━━ RECORDS FOR THIS TASK ━━
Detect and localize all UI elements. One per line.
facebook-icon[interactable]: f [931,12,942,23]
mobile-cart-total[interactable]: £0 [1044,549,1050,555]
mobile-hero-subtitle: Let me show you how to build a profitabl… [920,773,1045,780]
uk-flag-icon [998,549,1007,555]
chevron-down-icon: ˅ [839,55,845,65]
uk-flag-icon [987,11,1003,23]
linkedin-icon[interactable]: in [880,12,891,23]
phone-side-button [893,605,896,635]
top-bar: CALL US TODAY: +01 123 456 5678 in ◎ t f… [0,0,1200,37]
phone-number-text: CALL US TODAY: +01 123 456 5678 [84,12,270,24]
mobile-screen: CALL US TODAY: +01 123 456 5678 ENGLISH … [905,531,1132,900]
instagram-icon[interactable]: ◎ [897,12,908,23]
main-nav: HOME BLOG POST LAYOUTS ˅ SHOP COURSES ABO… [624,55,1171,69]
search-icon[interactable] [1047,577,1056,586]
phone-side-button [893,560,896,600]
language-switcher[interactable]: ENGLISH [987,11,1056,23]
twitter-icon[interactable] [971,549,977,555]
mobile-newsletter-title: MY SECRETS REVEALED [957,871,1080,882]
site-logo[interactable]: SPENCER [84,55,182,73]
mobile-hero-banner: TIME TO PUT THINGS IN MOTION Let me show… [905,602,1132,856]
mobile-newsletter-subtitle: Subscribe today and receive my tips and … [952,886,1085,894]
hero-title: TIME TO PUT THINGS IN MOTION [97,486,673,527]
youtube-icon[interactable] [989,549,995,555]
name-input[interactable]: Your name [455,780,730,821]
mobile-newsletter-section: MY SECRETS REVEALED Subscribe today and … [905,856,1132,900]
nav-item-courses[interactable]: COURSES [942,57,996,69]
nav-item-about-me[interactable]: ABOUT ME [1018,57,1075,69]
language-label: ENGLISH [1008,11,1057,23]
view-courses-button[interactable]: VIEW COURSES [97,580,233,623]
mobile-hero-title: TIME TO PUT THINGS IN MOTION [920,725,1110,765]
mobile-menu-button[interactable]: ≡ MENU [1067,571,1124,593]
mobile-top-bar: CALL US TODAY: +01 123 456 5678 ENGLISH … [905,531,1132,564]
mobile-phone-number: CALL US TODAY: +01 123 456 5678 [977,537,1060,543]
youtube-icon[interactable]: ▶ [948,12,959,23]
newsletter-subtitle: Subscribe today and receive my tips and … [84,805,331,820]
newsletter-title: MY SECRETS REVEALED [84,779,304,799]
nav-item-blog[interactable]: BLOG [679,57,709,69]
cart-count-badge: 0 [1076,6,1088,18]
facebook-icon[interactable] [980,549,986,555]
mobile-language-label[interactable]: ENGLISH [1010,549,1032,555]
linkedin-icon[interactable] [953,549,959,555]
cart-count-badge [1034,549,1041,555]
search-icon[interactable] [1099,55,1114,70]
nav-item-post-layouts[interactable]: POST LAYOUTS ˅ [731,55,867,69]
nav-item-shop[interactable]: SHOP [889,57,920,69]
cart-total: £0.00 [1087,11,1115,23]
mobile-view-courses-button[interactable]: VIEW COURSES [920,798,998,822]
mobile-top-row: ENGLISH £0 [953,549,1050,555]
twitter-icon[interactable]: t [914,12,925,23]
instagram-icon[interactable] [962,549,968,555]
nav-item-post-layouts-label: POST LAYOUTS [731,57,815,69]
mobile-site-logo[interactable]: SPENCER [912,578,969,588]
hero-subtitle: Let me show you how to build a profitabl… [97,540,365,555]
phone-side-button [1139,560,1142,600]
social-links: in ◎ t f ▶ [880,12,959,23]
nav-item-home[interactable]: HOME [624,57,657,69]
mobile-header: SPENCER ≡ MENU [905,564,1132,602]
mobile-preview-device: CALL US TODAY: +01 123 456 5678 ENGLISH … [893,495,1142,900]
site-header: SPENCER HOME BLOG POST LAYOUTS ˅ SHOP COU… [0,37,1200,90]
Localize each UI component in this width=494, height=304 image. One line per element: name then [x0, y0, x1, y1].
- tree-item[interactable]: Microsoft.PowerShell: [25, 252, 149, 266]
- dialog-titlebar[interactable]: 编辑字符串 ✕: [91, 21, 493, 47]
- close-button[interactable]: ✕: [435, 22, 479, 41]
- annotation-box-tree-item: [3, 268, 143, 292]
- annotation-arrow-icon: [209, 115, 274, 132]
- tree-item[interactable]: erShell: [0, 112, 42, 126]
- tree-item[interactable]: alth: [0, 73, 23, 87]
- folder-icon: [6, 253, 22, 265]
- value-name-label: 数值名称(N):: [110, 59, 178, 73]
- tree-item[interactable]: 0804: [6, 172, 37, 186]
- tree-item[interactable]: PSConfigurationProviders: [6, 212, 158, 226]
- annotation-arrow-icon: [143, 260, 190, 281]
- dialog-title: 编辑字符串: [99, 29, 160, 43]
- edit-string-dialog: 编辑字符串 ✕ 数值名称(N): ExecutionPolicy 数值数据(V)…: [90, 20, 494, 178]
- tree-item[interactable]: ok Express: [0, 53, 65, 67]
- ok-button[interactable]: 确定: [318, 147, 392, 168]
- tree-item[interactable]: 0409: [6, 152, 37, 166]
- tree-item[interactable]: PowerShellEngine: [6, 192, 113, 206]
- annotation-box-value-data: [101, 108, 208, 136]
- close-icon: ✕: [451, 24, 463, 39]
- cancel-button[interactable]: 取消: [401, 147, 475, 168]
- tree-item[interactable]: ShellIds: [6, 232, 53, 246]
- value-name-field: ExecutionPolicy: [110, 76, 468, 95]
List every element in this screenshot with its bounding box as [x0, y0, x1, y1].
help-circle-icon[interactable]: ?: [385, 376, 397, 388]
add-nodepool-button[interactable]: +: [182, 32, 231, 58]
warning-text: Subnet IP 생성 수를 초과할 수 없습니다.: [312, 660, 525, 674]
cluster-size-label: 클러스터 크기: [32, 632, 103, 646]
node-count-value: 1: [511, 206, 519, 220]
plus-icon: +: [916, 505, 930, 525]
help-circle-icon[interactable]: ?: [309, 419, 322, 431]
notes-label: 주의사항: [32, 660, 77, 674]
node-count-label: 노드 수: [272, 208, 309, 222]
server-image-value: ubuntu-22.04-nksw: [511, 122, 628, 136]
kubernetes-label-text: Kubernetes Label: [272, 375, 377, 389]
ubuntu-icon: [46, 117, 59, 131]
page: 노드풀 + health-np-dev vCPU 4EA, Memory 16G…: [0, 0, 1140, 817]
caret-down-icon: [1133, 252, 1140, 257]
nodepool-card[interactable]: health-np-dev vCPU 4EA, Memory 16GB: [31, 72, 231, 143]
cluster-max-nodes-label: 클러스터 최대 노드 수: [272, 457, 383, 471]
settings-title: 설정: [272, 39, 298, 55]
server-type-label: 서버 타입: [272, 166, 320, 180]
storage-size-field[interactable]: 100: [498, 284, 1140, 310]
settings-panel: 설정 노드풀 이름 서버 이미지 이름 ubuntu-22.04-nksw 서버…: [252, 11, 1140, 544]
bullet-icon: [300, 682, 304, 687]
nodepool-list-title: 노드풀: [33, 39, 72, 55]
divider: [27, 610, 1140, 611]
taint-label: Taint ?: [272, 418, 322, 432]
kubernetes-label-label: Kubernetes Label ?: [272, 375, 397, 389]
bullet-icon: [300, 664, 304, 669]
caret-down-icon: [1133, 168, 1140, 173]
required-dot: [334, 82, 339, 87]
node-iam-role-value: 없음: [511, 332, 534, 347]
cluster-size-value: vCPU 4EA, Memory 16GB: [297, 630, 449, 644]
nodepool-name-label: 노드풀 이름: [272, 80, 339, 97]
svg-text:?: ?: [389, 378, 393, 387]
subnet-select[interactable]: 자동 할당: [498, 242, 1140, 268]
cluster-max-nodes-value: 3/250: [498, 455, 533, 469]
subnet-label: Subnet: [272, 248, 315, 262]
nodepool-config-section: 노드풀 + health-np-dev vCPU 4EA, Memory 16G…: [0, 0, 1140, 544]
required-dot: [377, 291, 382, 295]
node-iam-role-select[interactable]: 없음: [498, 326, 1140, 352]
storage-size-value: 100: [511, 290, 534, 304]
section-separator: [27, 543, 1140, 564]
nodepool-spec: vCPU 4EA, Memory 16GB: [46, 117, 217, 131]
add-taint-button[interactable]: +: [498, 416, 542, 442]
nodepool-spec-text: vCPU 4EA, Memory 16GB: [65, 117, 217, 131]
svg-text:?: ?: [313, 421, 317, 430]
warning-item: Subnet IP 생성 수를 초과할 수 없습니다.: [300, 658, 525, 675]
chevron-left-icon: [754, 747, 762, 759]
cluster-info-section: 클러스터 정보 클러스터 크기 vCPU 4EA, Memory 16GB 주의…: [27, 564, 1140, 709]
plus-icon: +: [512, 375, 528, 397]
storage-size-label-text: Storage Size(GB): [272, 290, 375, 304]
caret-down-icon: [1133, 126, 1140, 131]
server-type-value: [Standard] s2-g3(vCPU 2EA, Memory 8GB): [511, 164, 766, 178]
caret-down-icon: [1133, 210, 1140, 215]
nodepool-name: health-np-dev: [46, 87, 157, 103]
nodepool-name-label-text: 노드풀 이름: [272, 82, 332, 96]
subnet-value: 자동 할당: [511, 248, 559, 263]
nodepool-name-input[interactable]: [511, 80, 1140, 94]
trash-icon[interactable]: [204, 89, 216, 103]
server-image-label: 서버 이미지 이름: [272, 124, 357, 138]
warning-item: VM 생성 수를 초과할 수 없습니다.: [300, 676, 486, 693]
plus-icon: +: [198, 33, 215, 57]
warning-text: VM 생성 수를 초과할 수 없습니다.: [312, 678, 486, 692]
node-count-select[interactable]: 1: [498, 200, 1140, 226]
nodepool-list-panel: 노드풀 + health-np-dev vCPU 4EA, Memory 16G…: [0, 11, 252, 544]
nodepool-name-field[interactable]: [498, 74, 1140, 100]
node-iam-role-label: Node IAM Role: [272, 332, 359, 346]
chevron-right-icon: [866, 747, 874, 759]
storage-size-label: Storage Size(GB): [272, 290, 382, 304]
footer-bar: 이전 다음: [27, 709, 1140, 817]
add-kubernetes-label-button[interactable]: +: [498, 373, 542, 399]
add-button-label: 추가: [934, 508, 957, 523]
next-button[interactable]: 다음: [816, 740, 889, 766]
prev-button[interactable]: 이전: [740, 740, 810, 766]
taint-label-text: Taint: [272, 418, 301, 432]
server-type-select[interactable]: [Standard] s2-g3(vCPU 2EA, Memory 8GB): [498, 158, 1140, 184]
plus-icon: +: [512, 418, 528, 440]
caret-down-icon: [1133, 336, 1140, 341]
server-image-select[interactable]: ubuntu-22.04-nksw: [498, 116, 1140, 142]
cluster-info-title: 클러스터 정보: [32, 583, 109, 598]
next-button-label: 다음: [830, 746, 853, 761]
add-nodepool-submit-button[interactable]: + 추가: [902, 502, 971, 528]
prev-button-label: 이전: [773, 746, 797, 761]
━━━
## [PROMPT]
Reproduce the item lines verbatim, starting at the very first line and ending at the line containing "mobile-newsletter-subtitle: Subscribe today", with both endpoints included.

## [TASK RESPONSE]
Detect and localize all UI elements. One per line.
facebook-icon[interactable]: f [931,12,942,23]
mobile-cart-total[interactable]: £0 [1044,549,1050,555]
mobile-hero-subtitle: Let me show you how to build a profitabl… [920,773,1045,780]
uk-flag-icon [998,549,1007,555]
chevron-down-icon: ˅ [839,55,845,65]
uk-flag-icon [987,11,1003,23]
linkedin-icon[interactable]: in [880,12,891,23]
phone-side-button [893,605,896,635]
top-bar: CALL US TODAY: +01 123 456 5678 in ◎ t f… [0,0,1200,37]
phone-number-text: CALL US TODAY: +01 123 456 5678 [84,12,270,24]
mobile-screen: CALL US TODAY: +01 123 456 5678 ENGLISH … [905,531,1132,900]
instagram-icon[interactable]: ◎ [897,12,908,23]
main-nav: HOME BLOG POST LAYOUTS ˅ SHOP COURSES ABO… [624,55,1171,69]
search-icon[interactable] [1047,577,1056,586]
phone-side-button [893,560,896,600]
language-switcher[interactable]: ENGLISH [987,11,1056,23]
twitter-icon[interactable] [971,549,977,555]
mobile-newsletter-title: MY SECRETS REVEALED [957,871,1080,882]
site-logo[interactable]: SPENCER [84,55,182,73]
mobile-hero-banner: TIME TO PUT THINGS IN MOTION Let me show… [905,602,1132,856]
mobile-newsletter-subtitle: Subscribe today and receive my tips and … [952,886,1085,894]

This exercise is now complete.